**Problem to work on**
Below are some records. Pull every line that contains the word "заказа".

**Collected data entries**

▶

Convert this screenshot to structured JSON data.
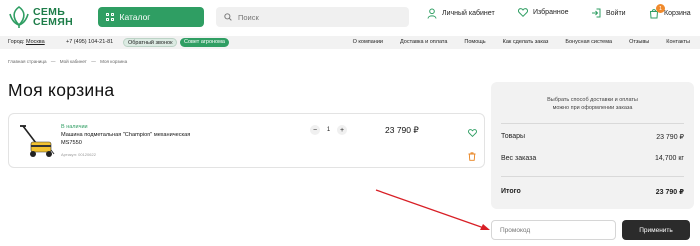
{
  "header": {
    "logo_line1": "СЕМЬ",
    "logo_line2": "СЕМЯН",
    "catalog_label": "Каталог",
    "search_placeholder": "Поиск",
    "account_label": "Личный кабинет",
    "favorites_label": "Избранное",
    "login_label": "Войти",
    "cart_label": "Корзина",
    "cart_count": "1"
  },
  "navbar": {
    "city_prefix": "Город:",
    "city_name": "Москва",
    "phone": "+7 (495) 104-21-81",
    "callback_label": "Обратный звонок",
    "agronomist_label": "Совет агронома",
    "links": [
      "О компании",
      "Доставка и оплата",
      "Помощь",
      "Как сделать заказ",
      "Бонусная система",
      "Отзывы",
      "Контакты"
    ]
  },
  "breadcrumb": [
    "Главная страница",
    "—",
    "Мой кабинет",
    "—",
    "Моя корзина"
  ],
  "page_title": "Моя корзина",
  "item": {
    "stock": "В наличии",
    "name": "Машина подметальная \"Champion\" механическая MS7550",
    "article": "Артикул: 00120622",
    "quantity": "1",
    "price": "23 790 ₽"
  },
  "summary": {
    "note_line1": "Выбрать способ доставки и оплаты",
    "note_line2": "можно при оформлении заказа",
    "goods_label": "Товары",
    "goods_value": "23 790 ₽",
    "weight_label": "Вес заказа",
    "weight_value": "14,700 кг",
    "total_label": "Итого",
    "total_value": "23 790 ₽"
  },
  "promo": {
    "placeholder": "Промокод",
    "apply_label": "Применить"
  },
  "colors": {
    "brand_green": "#2f9e63",
    "badge_orange": "#f08a2c",
    "annotation_arrow": "#d81f26"
  }
}
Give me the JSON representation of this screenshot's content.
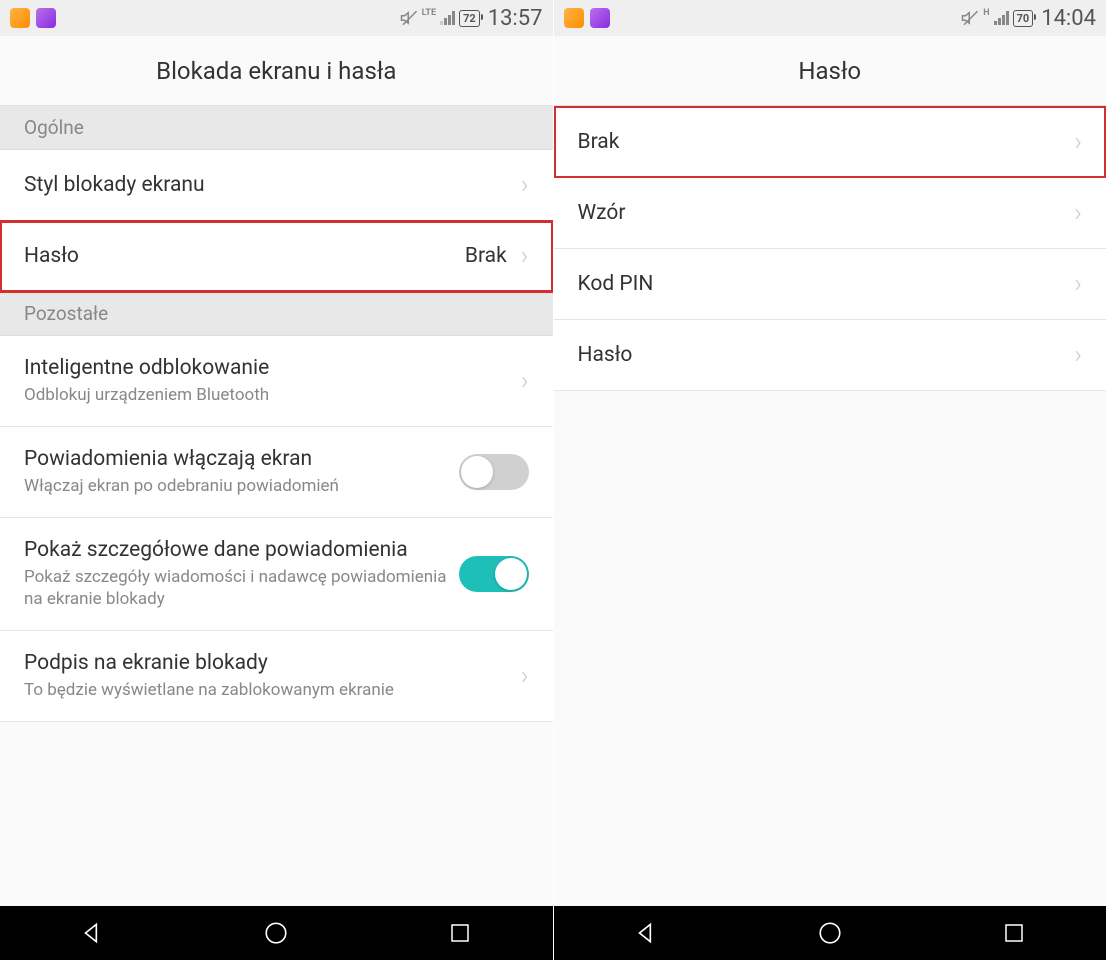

◀

**Result for this exercise**
    "note_line2": "можно при оформлении заказа",
    "weight_label": "Вес заказа",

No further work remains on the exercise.